| Data rows |
• • •
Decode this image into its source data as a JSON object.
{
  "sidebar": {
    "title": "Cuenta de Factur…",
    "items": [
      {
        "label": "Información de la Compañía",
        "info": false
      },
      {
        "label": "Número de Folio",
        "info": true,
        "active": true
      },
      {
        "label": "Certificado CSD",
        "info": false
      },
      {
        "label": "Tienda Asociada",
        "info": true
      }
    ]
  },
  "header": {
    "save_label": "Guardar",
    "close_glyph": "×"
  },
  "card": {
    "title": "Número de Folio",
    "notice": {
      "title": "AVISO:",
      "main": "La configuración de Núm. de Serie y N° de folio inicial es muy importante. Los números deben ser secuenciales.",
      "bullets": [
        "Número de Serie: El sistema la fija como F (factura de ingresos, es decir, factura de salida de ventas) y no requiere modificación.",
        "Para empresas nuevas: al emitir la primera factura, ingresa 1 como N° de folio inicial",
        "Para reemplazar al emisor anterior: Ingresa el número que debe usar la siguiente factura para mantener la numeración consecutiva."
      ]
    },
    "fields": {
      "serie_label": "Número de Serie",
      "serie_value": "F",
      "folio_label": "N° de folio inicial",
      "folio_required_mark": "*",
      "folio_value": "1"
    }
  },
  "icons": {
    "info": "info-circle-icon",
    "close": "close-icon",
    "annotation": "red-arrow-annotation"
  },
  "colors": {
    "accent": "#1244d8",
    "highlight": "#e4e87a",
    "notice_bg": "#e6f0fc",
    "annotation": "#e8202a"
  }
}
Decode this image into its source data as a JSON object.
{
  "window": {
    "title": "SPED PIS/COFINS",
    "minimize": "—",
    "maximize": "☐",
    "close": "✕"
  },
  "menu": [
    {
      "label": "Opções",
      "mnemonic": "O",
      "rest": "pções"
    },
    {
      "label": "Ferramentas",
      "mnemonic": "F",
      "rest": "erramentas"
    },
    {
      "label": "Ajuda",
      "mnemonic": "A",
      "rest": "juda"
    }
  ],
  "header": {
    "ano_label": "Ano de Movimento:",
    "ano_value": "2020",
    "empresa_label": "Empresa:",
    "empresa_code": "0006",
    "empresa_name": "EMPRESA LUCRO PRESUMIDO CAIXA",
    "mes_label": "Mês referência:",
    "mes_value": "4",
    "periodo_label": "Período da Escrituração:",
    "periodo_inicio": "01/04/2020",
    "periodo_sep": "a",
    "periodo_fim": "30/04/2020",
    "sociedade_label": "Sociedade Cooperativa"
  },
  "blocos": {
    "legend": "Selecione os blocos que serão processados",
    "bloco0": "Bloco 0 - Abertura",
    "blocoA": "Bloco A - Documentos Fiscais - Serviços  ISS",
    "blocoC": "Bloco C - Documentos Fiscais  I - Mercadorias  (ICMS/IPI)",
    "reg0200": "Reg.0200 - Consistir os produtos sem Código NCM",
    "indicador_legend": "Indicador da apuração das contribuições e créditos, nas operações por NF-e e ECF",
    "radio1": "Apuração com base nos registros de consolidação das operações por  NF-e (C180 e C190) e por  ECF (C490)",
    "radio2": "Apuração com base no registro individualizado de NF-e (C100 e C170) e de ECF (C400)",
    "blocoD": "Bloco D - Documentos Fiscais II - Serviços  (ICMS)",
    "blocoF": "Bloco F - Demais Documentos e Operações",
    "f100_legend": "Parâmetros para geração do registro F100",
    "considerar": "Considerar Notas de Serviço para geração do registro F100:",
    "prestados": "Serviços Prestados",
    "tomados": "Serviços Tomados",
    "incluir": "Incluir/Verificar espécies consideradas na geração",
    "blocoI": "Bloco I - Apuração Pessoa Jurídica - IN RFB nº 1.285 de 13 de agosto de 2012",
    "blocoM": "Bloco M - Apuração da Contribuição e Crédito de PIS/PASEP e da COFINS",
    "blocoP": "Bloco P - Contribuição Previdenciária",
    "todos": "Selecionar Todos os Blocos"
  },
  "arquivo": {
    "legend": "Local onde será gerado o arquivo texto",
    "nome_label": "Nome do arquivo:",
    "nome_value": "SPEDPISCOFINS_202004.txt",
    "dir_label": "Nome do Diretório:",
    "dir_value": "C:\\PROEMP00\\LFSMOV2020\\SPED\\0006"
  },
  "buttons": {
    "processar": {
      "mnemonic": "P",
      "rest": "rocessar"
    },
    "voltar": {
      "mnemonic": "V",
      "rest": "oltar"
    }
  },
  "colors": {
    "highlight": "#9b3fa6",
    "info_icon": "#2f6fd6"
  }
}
• • •
Go through the listing above and locate each line that holds the word "como". Copy those lines.

| Result |
        "Número de Serie: El sistema la fija como F (factura de ingresos, es decir, factura de salida de ventas) y no requiere modificación.",
        "Para empresas nuevas: al emitir la primera factura, ingresa 1 como N° de folio inicial",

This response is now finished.